**EXERCISE TASK**
Return the entries below in their exact form, leaving the pictures out.

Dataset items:
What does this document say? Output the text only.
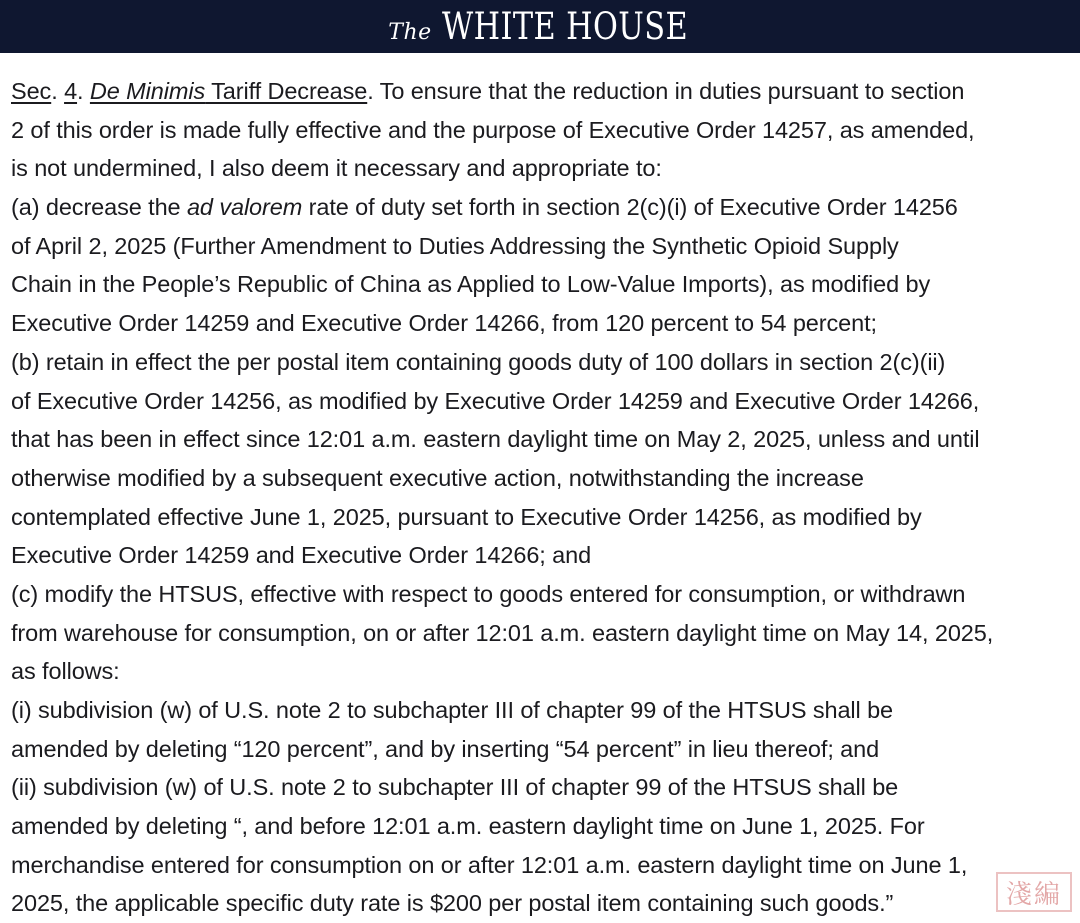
The WHITE HOUSE
Sec. 4. De Minimis Tariff Decrease. To ensure that the reduction in duties pursuant to section
2 of this order is made fully effective and the purpose of Executive Order 14257, as amended,
is not undermined, I also deem it necessary and appropriate to:
(a) decrease the ad valorem rate of duty set forth in section 2(c)(i) of Executive Order 14256
of April 2, 2025 (Further Amendment to Duties Addressing the Synthetic Opioid Supply
Chain in the People’s Republic of China as Applied to Low-Value Imports), as modified by
Executive Order 14259 and Executive Order 14266, from 120 percent to 54 percent;
(b) retain in effect the per postal item containing goods duty of 100 dollars in section 2(c)(ii)
of Executive Order 14256, as modified by Executive Order 14259 and Executive Order 14266,
that has been in effect since 12:01 a.m. eastern daylight time on May 2, 2025, unless and until
otherwise modified by a subsequent executive action, notwithstanding the increase
contemplated effective June 1, 2025, pursuant to Executive Order 14256, as modified by
Executive Order 14259 and Executive Order 14266; and
(c) modify the HTSUS, effective with respect to goods entered for consumption, or withdrawn
from warehouse for consumption, on or after 12:01 a.m. eastern daylight time on May 14, 2025,
as follows:
(i) subdivision (w) of U.S. note 2 to subchapter III of chapter 99 of the HTSUS shall be
amended by deleting “120 percent”, and by inserting “54 percent” in lieu thereof; and
(ii) subdivision (w) of U.S. note 2 to subchapter III of chapter 99 of the HTSUS shall be
amended by deleting “, and before 12:01 a.m. eastern daylight time on June 1, 2025. For
merchandise entered for consumption on or after 12:01 a.m. eastern daylight time on June 1,
2025, the applicable specific duty rate is $200 per postal item containing such goods.”	淺編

**THE COMPLETED TASK**
What does this document say? Output the text only.
The WHITE HOUSE
Sec. 4. De Minimis Tariff Decrease. To ensure that the reduction in duties pursuant to section
2 of this order is made fully effective and the purpose of Executive Order 14257, as amended,
is not undermined, I also deem it necessary and appropriate to:
(a) decrease the ad valorem rate of duty set forth in section 2(c)(i) of Executive Order 14256
of April 2, 2025 (Further Amendment to Duties Addressing the Synthetic Opioid Supply
Chain in the People’s Republic of China as Applied to Low-Value Imports), as modified by
Executive Order 14259 and Executive Order 14266, from 120 percent to 54 percent;
(b) retain in effect the per postal item containing goods duty of 100 dollars in section 2(c)(ii)
of Executive Order 14256, as modified by Executive Order 14259 and Executive Order 14266,
that has been in effect since 12:01 a.m. eastern daylight time on May 2, 2025, unless and until
otherwise modified by a subsequent executive action, notwithstanding the increase
contemplated effective June 1, 2025, pursuant to Executive Order 14256, as modified by
Executive Order 14259 and Executive Order 14266; and
(c) modify the HTSUS, effective with respect to goods entered for consumption, or withdrawn
from warehouse for consumption, on or after 12:01 a.m. eastern daylight time on May 14, 2025,
as follows:
(i) subdivision (w) of U.S. note 2 to subchapter III of chapter 99 of the HTSUS shall be
amended by deleting “120 percent”, and by inserting “54 percent” in lieu thereof; and
(ii) subdivision (w) of U.S. note 2 to subchapter III of chapter 99 of the HTSUS shall be
amended by deleting “, and before 12:01 a.m. eastern daylight time on June 1, 2025. For
merchandise entered for consumption on or after 12:01 a.m. eastern daylight time on June 1,
2025, the applicable specific duty rate is $200 per postal item containing such goods.”	淺編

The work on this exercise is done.